Omit the pictures, then reproduce every remaining record exactly.

Stored entries
____________

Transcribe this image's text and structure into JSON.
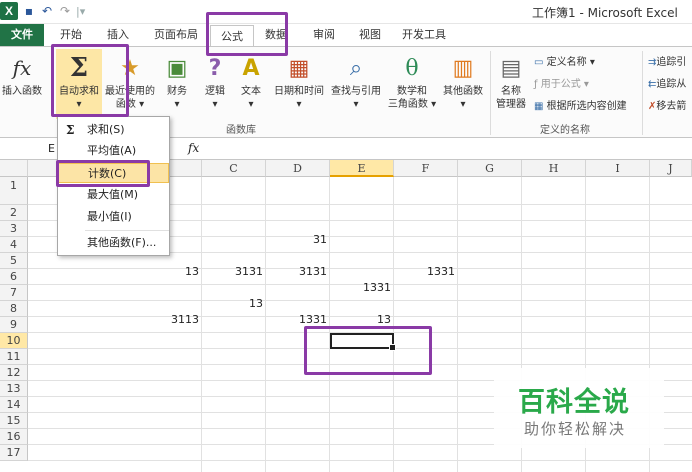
{
  "window": {
    "title": "工作簿1 - Microsoft Excel"
  },
  "tabs": [
    "文件",
    "开始",
    "插入",
    "页面布局",
    "公式",
    "数据",
    "审阅",
    "视图",
    "开发工具"
  ],
  "ribbon": {
    "insert_function": "插入函数",
    "autosum_line1": "自动求和",
    "autosum_arrow": "▾",
    "recent_line1": "最近使用的",
    "recent_line2": "函数 ▾",
    "financial": "财务",
    "logical": "逻辑",
    "text": "文本",
    "datetime": "日期和时间",
    "lookup": "查找与引用",
    "math_line1": "数学和",
    "math_line2": "三角函数 ▾",
    "other_funcs": "其他函数",
    "name_manager_line1": "名称",
    "name_manager_line2": "管理器",
    "define_name": "定义名称 ▾",
    "use_in_formula": "用于公式 ▾",
    "create_from_selection": "根据所选内容创建",
    "trace_precedents": "追踪引",
    "trace_dependents": "追踪从",
    "remove_arrows": "移去箭",
    "group_library": "函数库",
    "group_names": "定义的名称"
  },
  "formula_bar": {
    "name_box": "E",
    "fx": "fx",
    "value": ""
  },
  "menu": {
    "items": [
      {
        "label": "求和(S)"
      },
      {
        "label": "平均值(A)"
      },
      {
        "label": "计数(C)"
      },
      {
        "label": "最大值(M)"
      },
      {
        "label": "最小值(I)"
      },
      {
        "label": "其他函数(F)..."
      }
    ]
  },
  "grid": {
    "columns": [
      "C",
      "D",
      "E",
      "F",
      "G",
      "H",
      "I",
      "J"
    ],
    "rows": [
      "1",
      "2",
      "3",
      "4",
      "5",
      "6",
      "7",
      "8",
      "9",
      "10",
      "11",
      "12",
      "13",
      "14",
      "15",
      "16",
      "17"
    ],
    "cells": {
      "D3": "31",
      "B5": "13",
      "C5": "3131",
      "D5": "3131",
      "F5": "1331",
      "E6": "1331",
      "C7": "13",
      "B8": "3113",
      "D8": "1331",
      "E8": "13"
    },
    "active_cell": "E10"
  },
  "watermark": {
    "title": "百科全说",
    "subtitle": "助你轻松解决"
  },
  "colors": {
    "highlight": "#8a3aa6",
    "file_tab": "#217346",
    "watermark": "#2aa94a"
  }
}
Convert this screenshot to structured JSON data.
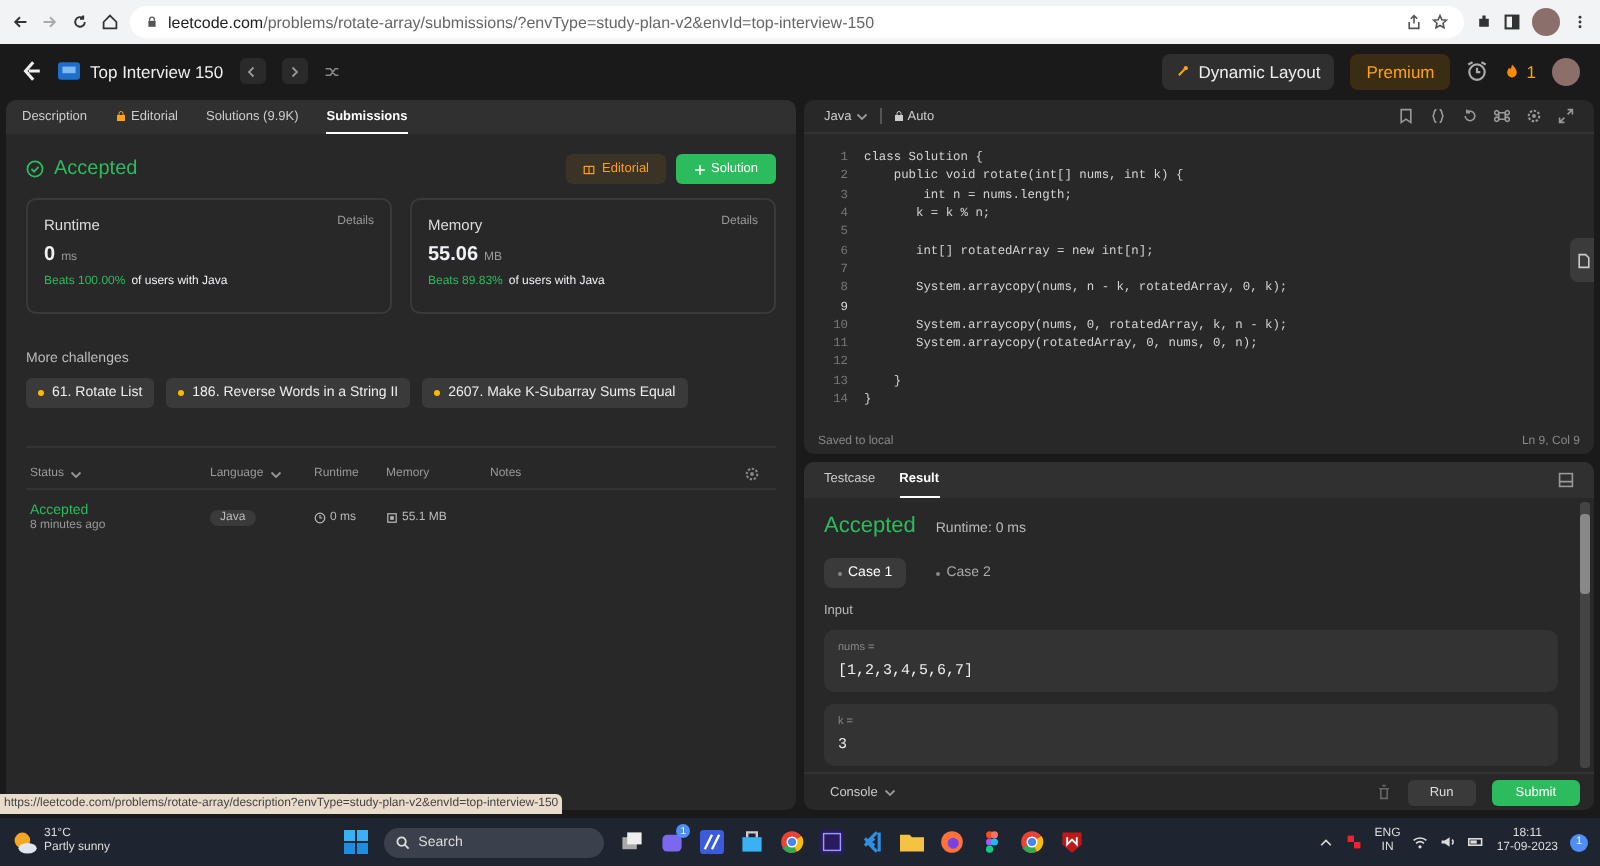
{
  "browser": {
    "url_host": "leetcode.com",
    "url_path": "/problems/rotate-array/submissions/?envType=study-plan-v2&envId=top-interview-150"
  },
  "header": {
    "study_plan": "Top Interview 150",
    "dynamic_layout": "Dynamic Layout",
    "premium": "Premium",
    "streak": "1"
  },
  "left_tabs": [
    {
      "label": "Description",
      "selected": false,
      "locked": false
    },
    {
      "label": "Editorial",
      "selected": false,
      "locked": true
    },
    {
      "label": "Solutions (9.9K)",
      "selected": false,
      "locked": false
    },
    {
      "label": "Submissions",
      "selected": true,
      "locked": false
    }
  ],
  "submission": {
    "status": "Accepted",
    "editorial_button": "Editorial",
    "solution_button": "Solution"
  },
  "stats": [
    {
      "title": "Runtime",
      "details": "Details",
      "value": "0",
      "unit": "ms",
      "beats": "Beats 100.00%",
      "suffix": "of users with Java"
    },
    {
      "title": "Memory",
      "details": "Details",
      "value": "55.06",
      "unit": "MB",
      "beats": "Beats 89.83%",
      "suffix": "of users with Java"
    }
  ],
  "more_challenges": {
    "title": "More challenges",
    "items": [
      "61. Rotate List",
      "186. Reverse Words in a String II",
      "2607. Make K-Subarray Sums Equal"
    ]
  },
  "submissions_table": {
    "columns": [
      {
        "label": "Status",
        "sortable": true
      },
      {
        "label": "Language",
        "sortable": true
      },
      {
        "label": "Runtime",
        "sortable": false
      },
      {
        "label": "Memory",
        "sortable": false
      },
      {
        "label": "Notes",
        "sortable": false
      }
    ],
    "rows": [
      {
        "status": "Accepted",
        "time": "8 minutes ago",
        "language": "Java",
        "runtime": "0 ms",
        "memory": "55.1 MB"
      }
    ]
  },
  "editor": {
    "language": "Java",
    "mode": "Auto",
    "saved": "Saved to local",
    "position": "Ln 9, Col 9",
    "lines": [
      {
        "number": "1",
        "code": "class Solution {"
      },
      {
        "number": "2",
        "code": "    public void rotate(int[] nums, int k) {"
      },
      {
        "number": "3",
        "code": "        int n = nums.length;"
      },
      {
        "number": "4",
        "code": "       k = k % n;"
      },
      {
        "number": "5"
      },
      {
        "number": "6",
        "code": "       int[] rotatedArray = new int[n];"
      },
      {
        "number": "7"
      },
      {
        "number": "8",
        "code": "       System.arraycopy(nums, n - k, rotatedArray, 0, k);"
      },
      {
        "number": "9"
      },
      {
        "number": "10",
        "code": "       System.arraycopy(nums, 0, rotatedArray, k, n - k);"
      },
      {
        "number": "11",
        "code": "       System.arraycopy(rotatedArray, 0, nums, 0, n);"
      },
      {
        "number": "12"
      },
      {
        "number": "13",
        "code": "    }"
      },
      {
        "number": "14",
        "code": "}"
      }
    ]
  },
  "result_tabs": [
    {
      "label": "Testcase",
      "selected": false
    },
    {
      "label": "Result",
      "selected": true
    }
  ],
  "result": {
    "verdict": "Accepted",
    "runtime": "Runtime: 0 ms",
    "cases": [
      {
        "label": "Case 1",
        "selected": true
      },
      {
        "label": "Case 2",
        "selected": false
      }
    ],
    "input_label": "Input",
    "inputs": [
      {
        "name": "nums =",
        "value": "[1,2,3,4,5,6,7]"
      },
      {
        "name": "k =",
        "value": "3"
      }
    ],
    "console": "Console",
    "run": "Run",
    "submit": "Submit"
  },
  "status_link": "https://leetcode.com/problems/rotate-array/description?envType=study-plan-v2&envId=top-interview-150",
  "taskbar": {
    "temperature": "31°C",
    "weather": "Partly sunny",
    "search": "Search",
    "teams_badge": "1",
    "language": "ENG",
    "region": "IN",
    "time": "18:11",
    "date": "17-09-2023",
    "notifications": "1"
  }
}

____________

Solution for this exercise
Transcribe this image's text and structure into JSON.
{
  "window": {
    "title": "工作簿1 - Microsoft Excel"
  },
  "tabs": [
    "文件",
    "开始",
    "插入",
    "页面布局",
    "公式",
    "数据",
    "审阅",
    "视图",
    "开发工具"
  ],
  "ribbon": {
    "insert_function": "插入函数",
    "autosum_line1": "自动求和",
    "autosum_arrow": "▾",
    "recent_line1": "最近使用的",
    "recent_line2": "函数 ▾",
    "financial": "财务",
    "logical": "逻辑",
    "text": "文本",
    "datetime": "日期和时间",
    "lookup": "查找与引用",
    "math_line1": "数学和",
    "math_line2": "三角函数 ▾",
    "other_funcs": "其他函数",
    "name_manager_line1": "名称",
    "name_manager_line2": "管理器",
    "define_name": "定义名称 ▾",
    "use_in_formula": "用于公式 ▾",
    "create_from_selection": "根据所选内容创建",
    "trace_precedents": "追踪引",
    "trace_dependents": "追踪从",
    "remove_arrows": "移去箭",
    "group_library": "函数库",
    "group_names": "定义的名称"
  },
  "formula_bar": {
    "name_box": "E",
    "fx": "fx",
    "value": ""
  },
  "menu": {
    "items": [
      {
        "label": "求和(S)"
      },
      {
        "label": "平均值(A)"
      },
      {
        "label": "计数(C)"
      },
      {
        "label": "最大值(M)"
      },
      {
        "label": "最小值(I)"
      },
      {
        "label": "其他函数(F)..."
      }
    ]
  },
  "grid": {
    "columns": [
      "C",
      "D",
      "E",
      "F",
      "G",
      "H",
      "I",
      "J"
    ],
    "rows": [
      "1",
      "2",
      "3",
      "4",
      "5",
      "6",
      "7",
      "8",
      "9",
      "10",
      "11",
      "12",
      "13",
      "14",
      "15",
      "16",
      "17"
    ],
    "cells": {
      "D3": "31",
      "B5": "13",
      "C5": "3131",
      "D5": "3131",
      "F5": "1331",
      "E6": "1331",
      "C7": "13",
      "B8": "3113",
      "D8": "1331",
      "E8": "13"
    },
    "active_cell": "E10"
  },
  "watermark": {
    "title": "百科全说",
    "subtitle": "助你轻松解决"
  },
  "colors": {
    "highlight": "#8a3aa6",
    "file_tab": "#217346",
    "watermark": "#2aa94a"
  }
}
Convert this screenshot to structured JSON data.
{
  "browser": {
    "url_host": "leetcode.com",
    "url_path": "/problems/rotate-array/submissions/?envType=study-plan-v2&envId=top-interview-150"
  },
  "header": {
    "study_plan": "Top Interview 150",
    "dynamic_layout": "Dynamic Layout",
    "premium": "Premium",
    "streak": "1"
  },
  "left_tabs": [
    {
      "label": "Description",
      "selected": false,
      "locked": false
    },
    {
      "label": "Editorial",
      "selected": false,
      "locked": true
    },
    {
      "label": "Solutions (9.9K)",
      "selected": false,
      "locked": false
    },
    {
      "label": "Submissions",
      "selected": true,
      "locked": false
    }
  ],
  "submission": {
    "status": "Accepted",
    "editorial_button": "Editorial",
    "solution_button": "Solution"
  },
  "stats": [
    {
      "title": "Runtime",
      "details": "Details",
      "value": "0",
      "unit": "ms",
      "beats": "Beats 100.00%",
      "suffix": "of users with Java"
    },
    {
      "title": "Memory",
      "details": "Details",
      "value": "55.06",
      "unit": "MB",
      "beats": "Beats 89.83%",
      "suffix": "of users with Java"
    }
  ],
  "more_challenges": {
    "title": "More challenges",
    "items": [
      "61. Rotate List",
      "186. Reverse Words in a String II",
      "2607. Make K-Subarray Sums Equal"
    ]
  },
  "submissions_table": {
    "columns": [
      {
        "label": "Status",
        "sortable": true
      },
      {
        "label": "Language",
        "sortable": true
      },
      {
        "label": "Runtime",
        "sortable": false
      },
      {
        "label": "Memory",
        "sortable": false
      },
      {
        "label": "Notes",
        "sortable": false
      }
    ],
    "rows": [
      {
        "status": "Accepted",
        "time": "8 minutes ago",
        "language": "Java",
        "runtime": "0 ms",
        "memory": "55.1 MB"
      }
    ]
  },
  "editor": {
    "language": "Java",
    "mode": "Auto",
    "saved": "Saved to local",
    "position": "Ln 9, Col 9",
    "lines": [
      {
        "number": "1",
        "code": "class Solution {"
      },
      {
        "number": "2",
        "code": "    public void rotate(int[] nums, int k) {"
      },
      {
        "number": "3",
        "code": "        int n = nums.length;"
      },
      {
        "number": "4",
        "code": "       k = k % n;"
      },
      {
        "number": "5"
      },
      {
        "number": "6",
        "code": "       int[] rotatedArray = new int[n];"
      },
      {
        "number": "7"
      },
      {
        "number": "8",
        "code": "       System.arraycopy(nums, n - k, rotatedArray, 0, k);"
      },
      {
        "number": "9"
      },
      {
        "number": "10",
        "code": "       System.arraycopy(nums, 0, rotatedArray, k, n - k);"
      },
      {
        "number": "11",
        "code": "       System.arraycopy(rotatedArray, 0, nums, 0, n);"
      },
      {
        "number": "12"
      },
      {
        "number": "13",
        "code": "    }"
      },
      {
        "number": "14",
        "code": "}"
      }
    ]
  },
  "result_tabs": [
    {
      "label": "Testcase",
      "selected": false
    },
    {
      "label": "Result",
      "selected": true
    }
  ],
  "result": {
    "verdict": "Accepted",
    "runtime": "Runtime: 0 ms",
    "cases": [
      {
        "label": "Case 1",
        "selected": true
      },
      {
        "label": "Case 2",
        "selected": false
      }
    ],
    "input_label": "Input",
    "inputs": [
      {
        "name": "nums =",
        "value": "[1,2,3,4,5,6,7]"
      },
      {
        "name": "k =",
        "value": "3"
      }
    ],
    "console": "Console",
    "run": "Run",
    "submit": "Submit"
  },
  "status_link": "https://leetcode.com/problems/rotate-array/description?envType=study-plan-v2&envId=top-interview-150",
  "taskbar": {
    "temperature": "31°C",
    "weather": "Partly sunny",
    "search": "Search",
    "teams_badge": "1",
    "language": "ENG",
    "region": "IN",
    "time": "18:11",
    "date": "17-09-2023",
    "notifications": "1"
  }
}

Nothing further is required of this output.